Start Supplied records

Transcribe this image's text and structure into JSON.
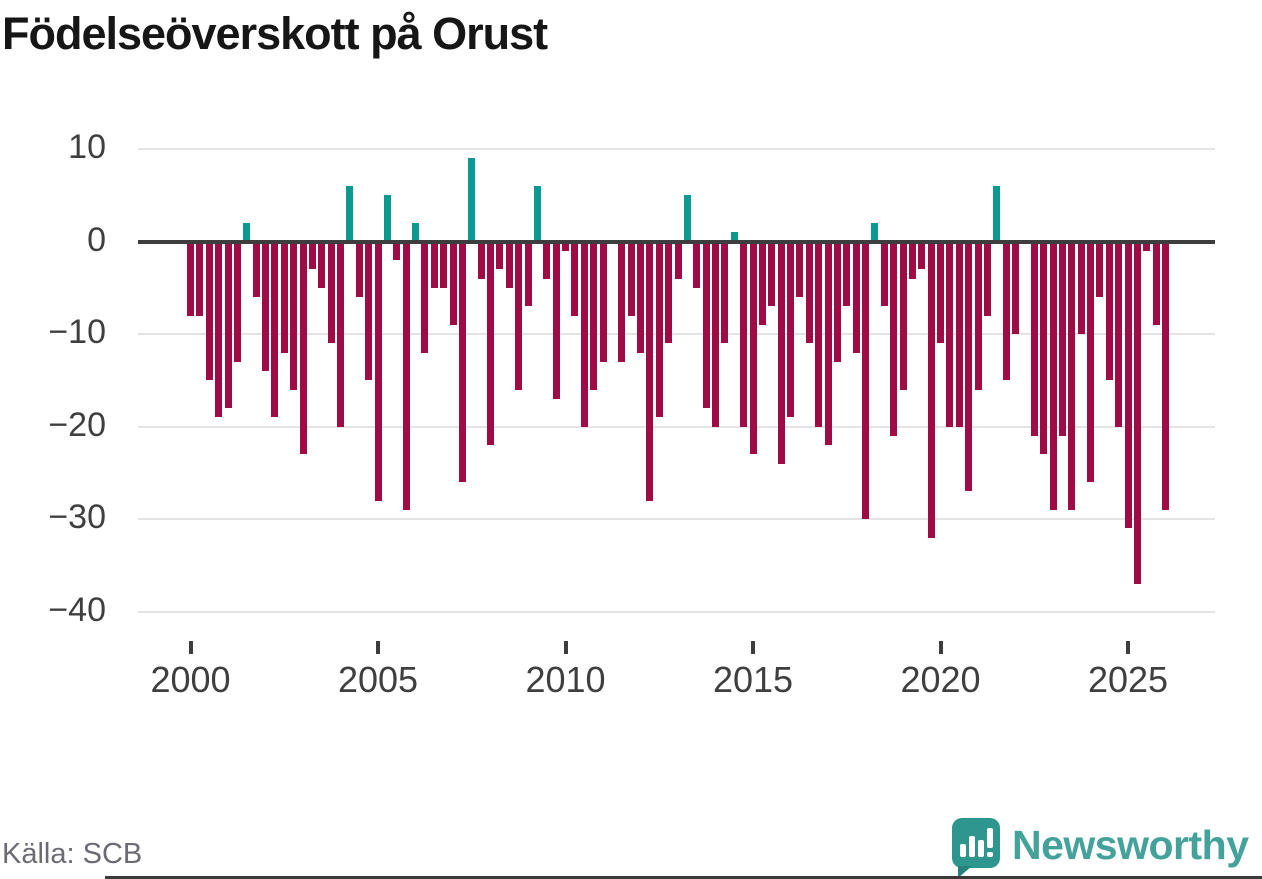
{
  "title": "Födelseöverskott på Orust",
  "source": "Källa: SCB",
  "logo": {
    "text": "Newsworthy"
  },
  "colors": {
    "negative_bar": "#9f0c45",
    "positive_bar": "#0a9a92",
    "zero_axis": "#3d3d3d",
    "gridline": "#e4e4e4",
    "tick_label": "#3f3f3f",
    "title_text": "#161616",
    "source_text": "#6b6b74",
    "logo_teal": "#45a29b"
  },
  "chart_data": {
    "type": "bar",
    "title": "Födelseöverskott på Orust",
    "x_unit": "quarter",
    "start": "2000 Q1",
    "end": "2026 Q1",
    "ylim": [
      -40,
      10
    ],
    "grid": "horizontal",
    "legend": "none",
    "yticks": [
      {
        "value": 10,
        "label": "10"
      },
      {
        "value": 0,
        "label": "0"
      },
      {
        "value": -10,
        "label": "−10"
      },
      {
        "value": -20,
        "label": "−20"
      },
      {
        "value": -30,
        "label": "−30"
      },
      {
        "value": -40,
        "label": "−40"
      }
    ],
    "xticks": [
      {
        "year": 2000,
        "label": "2000"
      },
      {
        "year": 2005,
        "label": "2005"
      },
      {
        "year": 2010,
        "label": "2010"
      },
      {
        "year": 2015,
        "label": "2015"
      },
      {
        "year": 2020,
        "label": "2020"
      },
      {
        "year": 2025,
        "label": "2025"
      }
    ],
    "values_by_year": [
      {
        "year": 2000,
        "q": [
          -8,
          -8,
          -15,
          -19
        ]
      },
      {
        "year": 2001,
        "q": [
          -18,
          -13,
          2,
          -6
        ]
      },
      {
        "year": 2002,
        "q": [
          -14,
          -19,
          -12,
          -16
        ]
      },
      {
        "year": 2003,
        "q": [
          -23,
          -3,
          -5,
          -11
        ]
      },
      {
        "year": 2004,
        "q": [
          -20,
          6,
          -6,
          -15
        ]
      },
      {
        "year": 2005,
        "q": [
          -28,
          5,
          -2,
          -29
        ]
      },
      {
        "year": 2006,
        "q": [
          2,
          -12,
          -5,
          -5
        ]
      },
      {
        "year": 2007,
        "q": [
          -9,
          -26,
          9,
          -4
        ]
      },
      {
        "year": 2008,
        "q": [
          -22,
          -3,
          -5,
          -16
        ]
      },
      {
        "year": 2009,
        "q": [
          -7,
          6,
          -4,
          -17
        ]
      },
      {
        "year": 2010,
        "q": [
          -1,
          -8,
          -20,
          -16
        ]
      },
      {
        "year": 2011,
        "q": [
          -13,
          0,
          -13,
          -8
        ]
      },
      {
        "year": 2012,
        "q": [
          -12,
          -28,
          -19,
          -11
        ]
      },
      {
        "year": 2013,
        "q": [
          -4,
          5,
          -5,
          -18
        ]
      },
      {
        "year": 2014,
        "q": [
          -20,
          -11,
          1,
          -20
        ]
      },
      {
        "year": 2015,
        "q": [
          -23,
          -9,
          -7,
          -24
        ]
      },
      {
        "year": 2016,
        "q": [
          -19,
          -6,
          -11,
          -20
        ]
      },
      {
        "year": 2017,
        "q": [
          -22,
          -13,
          -7,
          -12
        ]
      },
      {
        "year": 2018,
        "q": [
          -30,
          2,
          -7,
          -21
        ]
      },
      {
        "year": 2019,
        "q": [
          -16,
          -4,
          -3,
          -32
        ]
      },
      {
        "year": 2020,
        "q": [
          -11,
          -20,
          -20,
          -27
        ]
      },
      {
        "year": 2021,
        "q": [
          -16,
          -8,
          6,
          -15
        ]
      },
      {
        "year": 2022,
        "q": [
          -10,
          0,
          -21,
          -23
        ]
      },
      {
        "year": 2023,
        "q": [
          -29,
          -21,
          -29,
          -10
        ]
      },
      {
        "year": 2024,
        "q": [
          -26,
          -6,
          -15,
          -20
        ]
      },
      {
        "year": 2025,
        "q": [
          -31,
          -37,
          -1,
          -9
        ]
      },
      {
        "year": 2026,
        "q": [
          -29
        ]
      }
    ]
  }
}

End Supplied records

**Task requirements**
All of the entries need to be transcribed word for word; pictures are left out.

**Task output**
Transcribe this image's text and structure into JSON.
{
  "title": "Födelseöverskott på Orust",
  "source": "Källa: SCB",
  "logo": {
    "text": "Newsworthy"
  },
  "colors": {
    "negative_bar": "#9f0c45",
    "positive_bar": "#0a9a92",
    "zero_axis": "#3d3d3d",
    "gridline": "#e4e4e4",
    "tick_label": "#3f3f3f",
    "title_text": "#161616",
    "source_text": "#6b6b74",
    "logo_teal": "#45a29b"
  },
  "chart_data": {
    "type": "bar",
    "title": "Födelseöverskott på Orust",
    "x_unit": "quarter",
    "start": "2000 Q1",
    "end": "2026 Q1",
    "ylim": [
      -40,
      10
    ],
    "grid": "horizontal",
    "legend": "none",
    "yticks": [
      {
        "value": 10,
        "label": "10"
      },
      {
        "value": 0,
        "label": "0"
      },
      {
        "value": -10,
        "label": "−10"
      },
      {
        "value": -20,
        "label": "−20"
      },
      {
        "value": -30,
        "label": "−30"
      },
      {
        "value": -40,
        "label": "−40"
      }
    ],
    "xticks": [
      {
        "year": 2000,
        "label": "2000"
      },
      {
        "year": 2005,
        "label": "2005"
      },
      {
        "year": 2010,
        "label": "2010"
      },
      {
        "year": 2015,
        "label": "2015"
      },
      {
        "year": 2020,
        "label": "2020"
      },
      {
        "year": 2025,
        "label": "2025"
      }
    ],
    "values_by_year": [
      {
        "year": 2000,
        "q": [
          -8,
          -8,
          -15,
          -19
        ]
      },
      {
        "year": 2001,
        "q": [
          -18,
          -13,
          2,
          -6
        ]
      },
      {
        "year": 2002,
        "q": [
          -14,
          -19,
          -12,
          -16
        ]
      },
      {
        "year": 2003,
        "q": [
          -23,
          -3,
          -5,
          -11
        ]
      },
      {
        "year": 2004,
        "q": [
          -20,
          6,
          -6,
          -15
        ]
      },
      {
        "year": 2005,
        "q": [
          -28,
          5,
          -2,
          -29
        ]
      },
      {
        "year": 2006,
        "q": [
          2,
          -12,
          -5,
          -5
        ]
      },
      {
        "year": 2007,
        "q": [
          -9,
          -26,
          9,
          -4
        ]
      },
      {
        "year": 2008,
        "q": [
          -22,
          -3,
          -5,
          -16
        ]
      },
      {
        "year": 2009,
        "q": [
          -7,
          6,
          -4,
          -17
        ]
      },
      {
        "year": 2010,
        "q": [
          -1,
          -8,
          -20,
          -16
        ]
      },
      {
        "year": 2011,
        "q": [
          -13,
          0,
          -13,
          -8
        ]
      },
      {
        "year": 2012,
        "q": [
          -12,
          -28,
          -19,
          -11
        ]
      },
      {
        "year": 2013,
        "q": [
          -4,
          5,
          -5,
          -18
        ]
      },
      {
        "year": 2014,
        "q": [
          -20,
          -11,
          1,
          -20
        ]
      },
      {
        "year": 2015,
        "q": [
          -23,
          -9,
          -7,
          -24
        ]
      },
      {
        "year": 2016,
        "q": [
          -19,
          -6,
          -11,
          -20
        ]
      },
      {
        "year": 2017,
        "q": [
          -22,
          -13,
          -7,
          -12
        ]
      },
      {
        "year": 2018,
        "q": [
          -30,
          2,
          -7,
          -21
        ]
      },
      {
        "year": 2019,
        "q": [
          -16,
          -4,
          -3,
          -32
        ]
      },
      {
        "year": 2020,
        "q": [
          -11,
          -20,
          -20,
          -27
        ]
      },
      {
        "year": 2021,
        "q": [
          -16,
          -8,
          6,
          -15
        ]
      },
      {
        "year": 2022,
        "q": [
          -10,
          0,
          -21,
          -23
        ]
      },
      {
        "year": 2023,
        "q": [
          -29,
          -21,
          -29,
          -10
        ]
      },
      {
        "year": 2024,
        "q": [
          -26,
          -6,
          -15,
          -20
        ]
      },
      {
        "year": 2025,
        "q": [
          -31,
          -37,
          -1,
          -9
        ]
      },
      {
        "year": 2026,
        "q": [
          -29
        ]
      }
    ]
  }
}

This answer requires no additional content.